Convert the material that opens with the line containing "Patent image size: (1485, 1084)." and closes with the line containing "The transimpedance amplifier" into a two-column CSV headed input_text and expected_answer. Give one row per item, holding its text and its answer, each in a single quoted field with line breaks replaced by spaces.

• [DATA ROWS]
◇ ◇ ◇ ◇ ◇
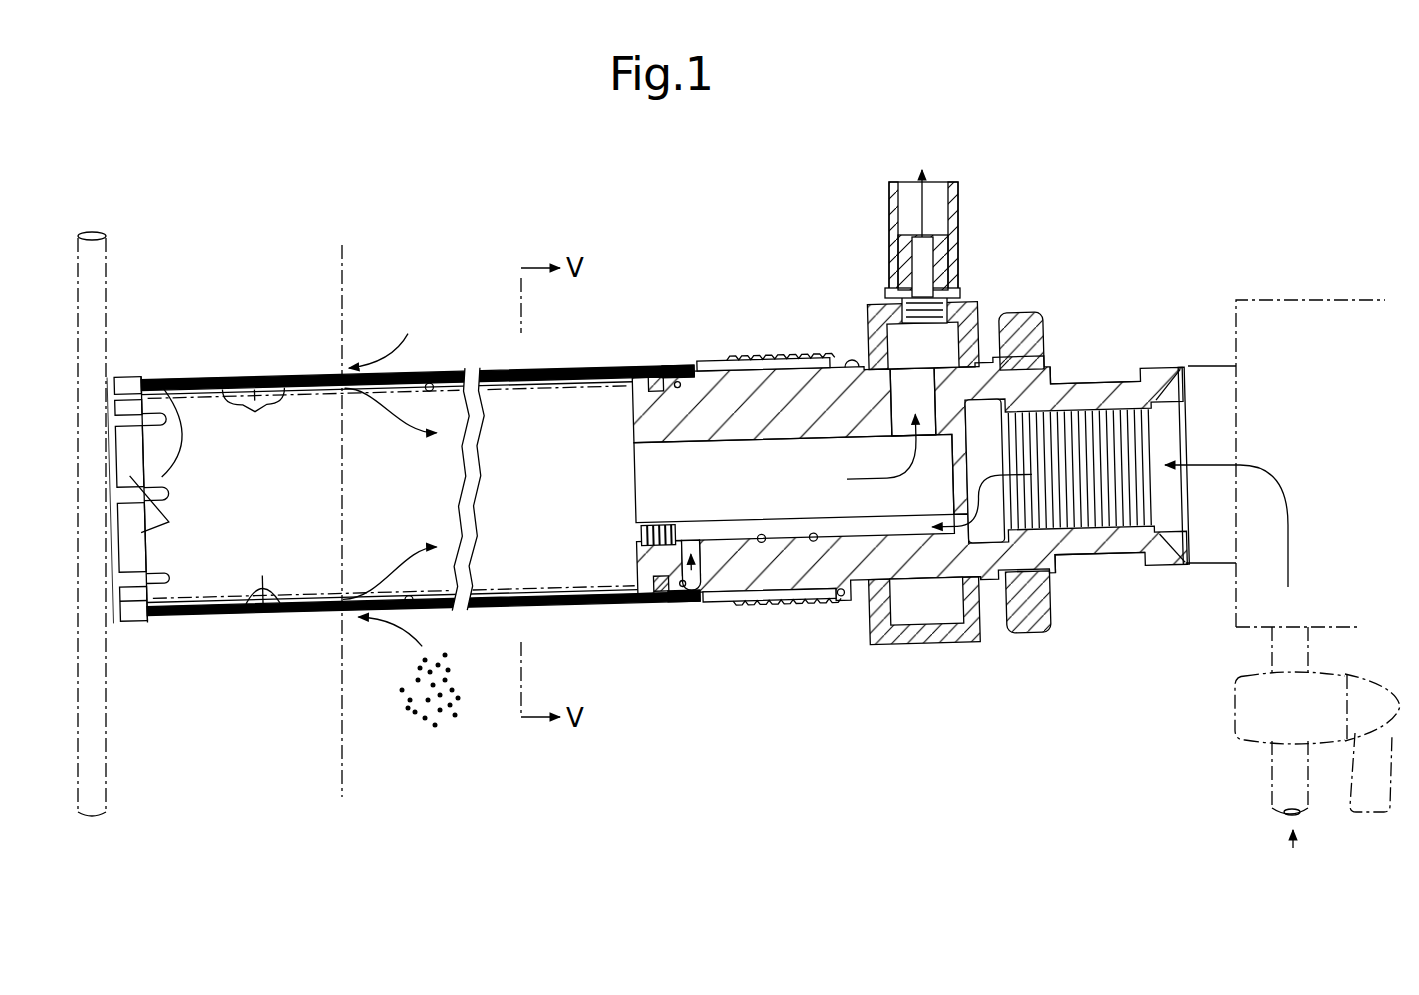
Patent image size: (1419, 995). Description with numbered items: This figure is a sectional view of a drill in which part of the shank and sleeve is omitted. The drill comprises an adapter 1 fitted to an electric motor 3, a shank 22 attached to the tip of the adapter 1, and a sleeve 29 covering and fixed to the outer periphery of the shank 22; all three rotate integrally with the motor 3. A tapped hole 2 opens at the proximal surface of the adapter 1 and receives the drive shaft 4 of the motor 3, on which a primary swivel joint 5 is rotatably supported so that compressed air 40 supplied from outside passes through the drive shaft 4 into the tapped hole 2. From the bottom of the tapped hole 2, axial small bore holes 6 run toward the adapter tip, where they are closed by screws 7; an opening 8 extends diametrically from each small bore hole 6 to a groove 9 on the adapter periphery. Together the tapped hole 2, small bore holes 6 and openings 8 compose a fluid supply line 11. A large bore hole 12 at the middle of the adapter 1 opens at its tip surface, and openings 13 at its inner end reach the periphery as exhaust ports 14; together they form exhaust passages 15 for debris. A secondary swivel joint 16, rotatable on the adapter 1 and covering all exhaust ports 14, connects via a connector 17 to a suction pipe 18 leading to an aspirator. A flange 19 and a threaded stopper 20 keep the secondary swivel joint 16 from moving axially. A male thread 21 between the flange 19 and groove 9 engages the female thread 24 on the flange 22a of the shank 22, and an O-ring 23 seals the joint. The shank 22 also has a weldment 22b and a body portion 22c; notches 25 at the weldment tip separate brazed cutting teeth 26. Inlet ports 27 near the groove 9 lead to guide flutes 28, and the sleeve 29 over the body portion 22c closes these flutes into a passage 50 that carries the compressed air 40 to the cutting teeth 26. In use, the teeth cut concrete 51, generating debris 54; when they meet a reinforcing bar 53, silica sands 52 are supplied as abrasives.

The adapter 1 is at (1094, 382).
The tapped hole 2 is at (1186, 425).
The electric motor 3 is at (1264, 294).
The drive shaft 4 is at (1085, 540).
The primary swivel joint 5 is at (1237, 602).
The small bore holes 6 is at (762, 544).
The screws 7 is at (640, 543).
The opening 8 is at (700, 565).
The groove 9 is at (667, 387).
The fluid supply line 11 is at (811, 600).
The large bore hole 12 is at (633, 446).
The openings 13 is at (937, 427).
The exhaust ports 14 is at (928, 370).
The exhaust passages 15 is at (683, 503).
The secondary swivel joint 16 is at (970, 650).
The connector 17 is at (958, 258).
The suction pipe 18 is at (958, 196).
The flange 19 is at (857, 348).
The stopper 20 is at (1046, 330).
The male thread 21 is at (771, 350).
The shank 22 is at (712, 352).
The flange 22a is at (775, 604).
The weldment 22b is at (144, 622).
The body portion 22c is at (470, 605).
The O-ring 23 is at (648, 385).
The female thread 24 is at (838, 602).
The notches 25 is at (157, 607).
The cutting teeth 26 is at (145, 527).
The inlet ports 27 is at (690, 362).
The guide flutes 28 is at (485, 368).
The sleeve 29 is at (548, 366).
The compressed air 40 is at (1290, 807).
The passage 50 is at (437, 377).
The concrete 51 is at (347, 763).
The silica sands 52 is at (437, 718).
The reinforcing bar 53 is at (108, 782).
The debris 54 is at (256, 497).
◇ ◇ ◇ ◇ ◇
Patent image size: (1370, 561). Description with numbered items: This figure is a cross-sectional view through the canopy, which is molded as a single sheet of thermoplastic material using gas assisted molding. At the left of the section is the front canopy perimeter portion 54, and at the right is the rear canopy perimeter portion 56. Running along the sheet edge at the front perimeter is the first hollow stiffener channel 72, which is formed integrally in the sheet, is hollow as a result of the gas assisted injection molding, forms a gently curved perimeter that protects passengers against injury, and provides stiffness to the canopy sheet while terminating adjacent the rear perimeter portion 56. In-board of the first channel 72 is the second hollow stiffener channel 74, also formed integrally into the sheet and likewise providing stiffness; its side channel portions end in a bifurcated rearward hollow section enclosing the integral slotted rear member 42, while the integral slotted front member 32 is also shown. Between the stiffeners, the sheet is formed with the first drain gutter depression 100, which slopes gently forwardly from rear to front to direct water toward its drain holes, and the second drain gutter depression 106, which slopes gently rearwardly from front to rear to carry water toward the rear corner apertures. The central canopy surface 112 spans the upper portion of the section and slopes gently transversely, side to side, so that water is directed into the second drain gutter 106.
◇ ◇ ◇ ◇ ◇
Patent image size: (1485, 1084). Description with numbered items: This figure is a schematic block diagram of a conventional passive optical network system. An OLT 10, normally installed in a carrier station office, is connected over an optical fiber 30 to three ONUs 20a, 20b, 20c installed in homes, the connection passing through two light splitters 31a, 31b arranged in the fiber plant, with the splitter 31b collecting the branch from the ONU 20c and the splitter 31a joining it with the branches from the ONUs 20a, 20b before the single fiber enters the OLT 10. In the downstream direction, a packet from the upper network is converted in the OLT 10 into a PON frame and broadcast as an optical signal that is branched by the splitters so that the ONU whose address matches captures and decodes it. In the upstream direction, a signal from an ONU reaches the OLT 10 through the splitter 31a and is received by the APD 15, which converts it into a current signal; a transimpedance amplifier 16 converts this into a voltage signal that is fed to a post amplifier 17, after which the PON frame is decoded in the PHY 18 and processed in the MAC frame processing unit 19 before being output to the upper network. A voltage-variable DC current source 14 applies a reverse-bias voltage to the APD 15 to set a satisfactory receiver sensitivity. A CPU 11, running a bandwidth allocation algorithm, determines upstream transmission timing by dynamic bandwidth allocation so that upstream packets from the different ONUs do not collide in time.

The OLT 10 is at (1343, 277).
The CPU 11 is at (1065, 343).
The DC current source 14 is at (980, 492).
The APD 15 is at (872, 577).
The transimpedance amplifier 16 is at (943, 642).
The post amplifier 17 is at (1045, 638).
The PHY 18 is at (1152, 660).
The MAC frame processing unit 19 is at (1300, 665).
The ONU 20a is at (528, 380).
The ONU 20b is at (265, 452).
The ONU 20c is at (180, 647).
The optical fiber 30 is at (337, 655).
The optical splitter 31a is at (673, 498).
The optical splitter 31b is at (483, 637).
◇ ◇ ◇ ◇ ◇
• [WORKED ANSWER]
input_text,expected_answer
"Patent image size: (1485, 1084). Description with numbered items: This figure is a schematic block diagram of a conventional passive optical network system. An OLT 10, normally installed in a carrier station office, is connected over an optical fiber 30 to three ONUs 20a, 20b, 20c installed in homes, the connection passing through two light splitters 31a, 31b arranged in the fiber plant, with the splitter 31b collecting the branch from the ONU 20c and the splitter 31a joining it with the branches from the ONUs 20a, 20b before the single fiber enters the OLT 10. In the downstream direction, a packet from the upper network is converted in the OLT 10 into a PON frame and broadcast as an optical signal that is branched by the splitters so that the ONU whose address matches captures and decodes it. In the upstream direction, a signal from an ONU reaches the OLT 10 through the splitter 31a and is received by the APD 15, which converts it into a current signal; a transimpedance amplifier 16 converts this into a voltage signal that is fed to a post amplifier 17, after which the PON frame is decoded in the PHY 18 and processed in the MAC frame processing unit 19 before being output to the upper network. A voltage-variable DC current source 14 applies a reverse-bias voltage to the APD 15 to set a satisfactory receiver sensitivity. A CPU 11, running a bandwidth allocation algorithm, determines upstream transmission timing by dynamic bandwidth allocation so that upstream packets from the different ONUs do not collide in time.","The OLT 10 is at (1343, 277). The CPU 11 is at (1065, 343). The DC current source 14 is at (980, 492). The APD 15 is at (872, 577). The transimpedance amplifier 16 is at (943, 642)."